Records that describe figures
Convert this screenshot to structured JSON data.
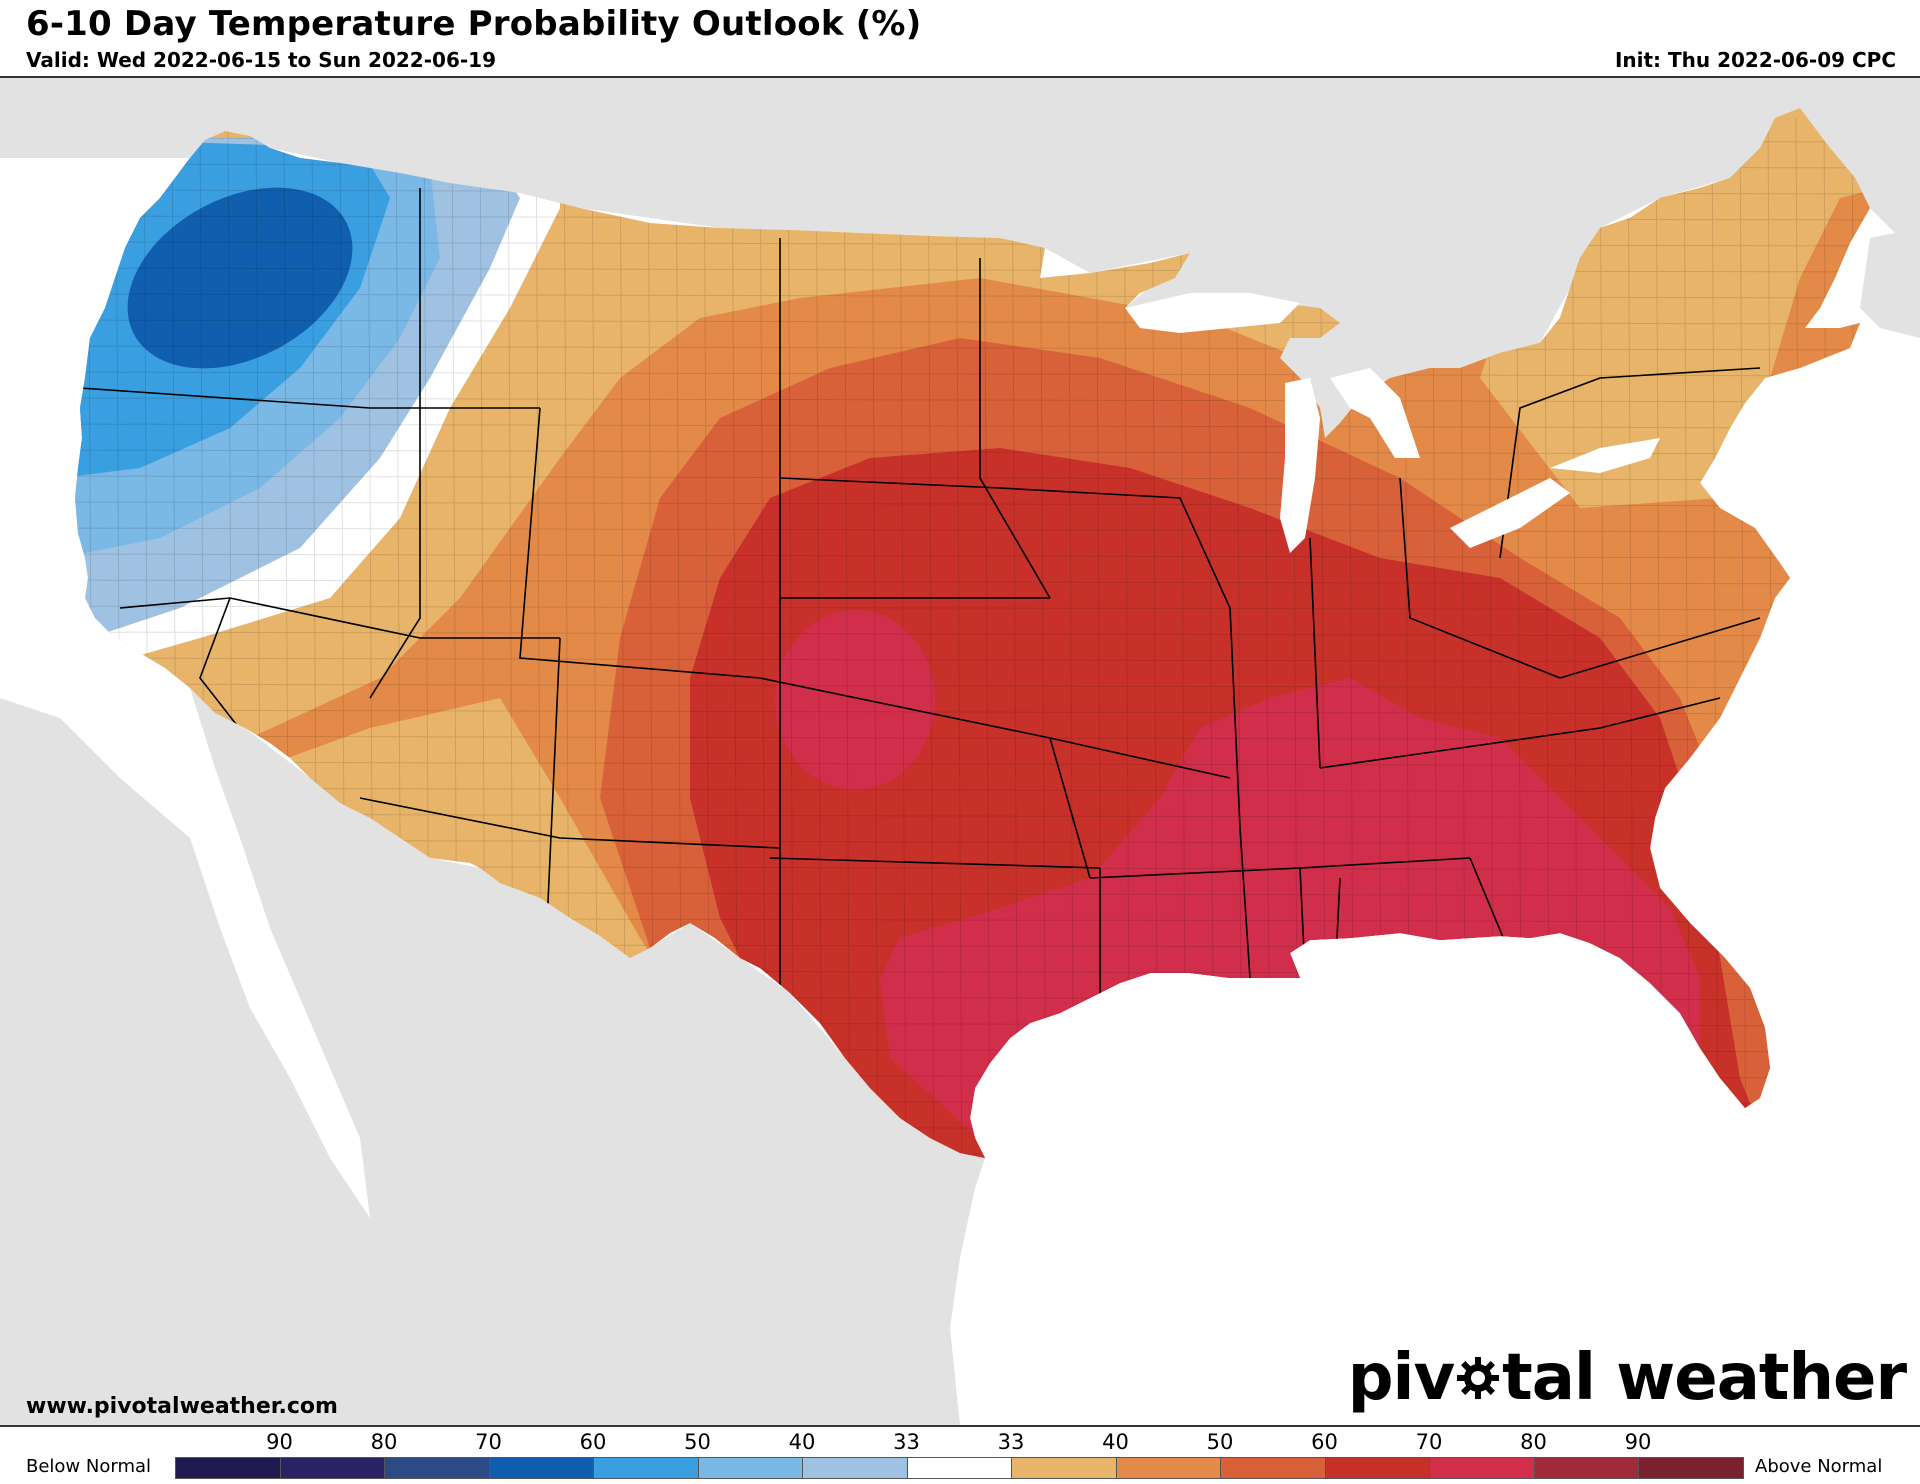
{
  "header": {
    "title": "6-10 Day Temperature Probability Outlook (%)",
    "valid": "Valid: Wed 2022-06-15 to Sun 2022-06-19",
    "init": "Init: Thu 2022-06-09 CPC"
  },
  "footer": {
    "website": "www.pivotalweather.com",
    "logo_pre": "piv",
    "logo_post": "tal weather"
  },
  "legend": {
    "below_label": "Below Normal",
    "above_label": "Above Normal",
    "ticks": [
      "90",
      "80",
      "70",
      "60",
      "50",
      "40",
      "33",
      "33",
      "40",
      "50",
      "60",
      "70",
      "80",
      "90"
    ],
    "colors": [
      "#1e1a4f",
      "#2b2266",
      "#2b4a86",
      "#0f5fae",
      "#3a9fe0",
      "#7ab8e6",
      "#9fc2e3",
      "#ffffff",
      "#e8b46a",
      "#e48a48",
      "#d9613a",
      "#c8312a",
      "#d12e4c",
      "#a12a3a",
      "#7a2230"
    ]
  },
  "map": {
    "land_color": "#e2e2e2",
    "water_color": "#ffffff"
  }
}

__YOUR INSTRUCTIONS__: Exactly reproduce each record, leaving out any pictures.

__FULL ANSWER__:
Convert this screenshot to structured JSON data.
{
  "header": {
    "title": "6-10 Day Temperature Probability Outlook (%)",
    "valid": "Valid: Wed 2022-06-15 to Sun 2022-06-19",
    "init": "Init: Thu 2022-06-09 CPC"
  },
  "footer": {
    "website": "www.pivotalweather.com",
    "logo_pre": "piv",
    "logo_post": "tal weather"
  },
  "legend": {
    "below_label": "Below Normal",
    "above_label": "Above Normal",
    "ticks": [
      "90",
      "80",
      "70",
      "60",
      "50",
      "40",
      "33",
      "33",
      "40",
      "50",
      "60",
      "70",
      "80",
      "90"
    ],
    "colors": [
      "#1e1a4f",
      "#2b2266",
      "#2b4a86",
      "#0f5fae",
      "#3a9fe0",
      "#7ab8e6",
      "#9fc2e3",
      "#ffffff",
      "#e8b46a",
      "#e48a48",
      "#d9613a",
      "#c8312a",
      "#d12e4c",
      "#a12a3a",
      "#7a2230"
    ]
  },
  "map": {
    "land_color": "#e2e2e2",
    "water_color": "#ffffff"
  }
}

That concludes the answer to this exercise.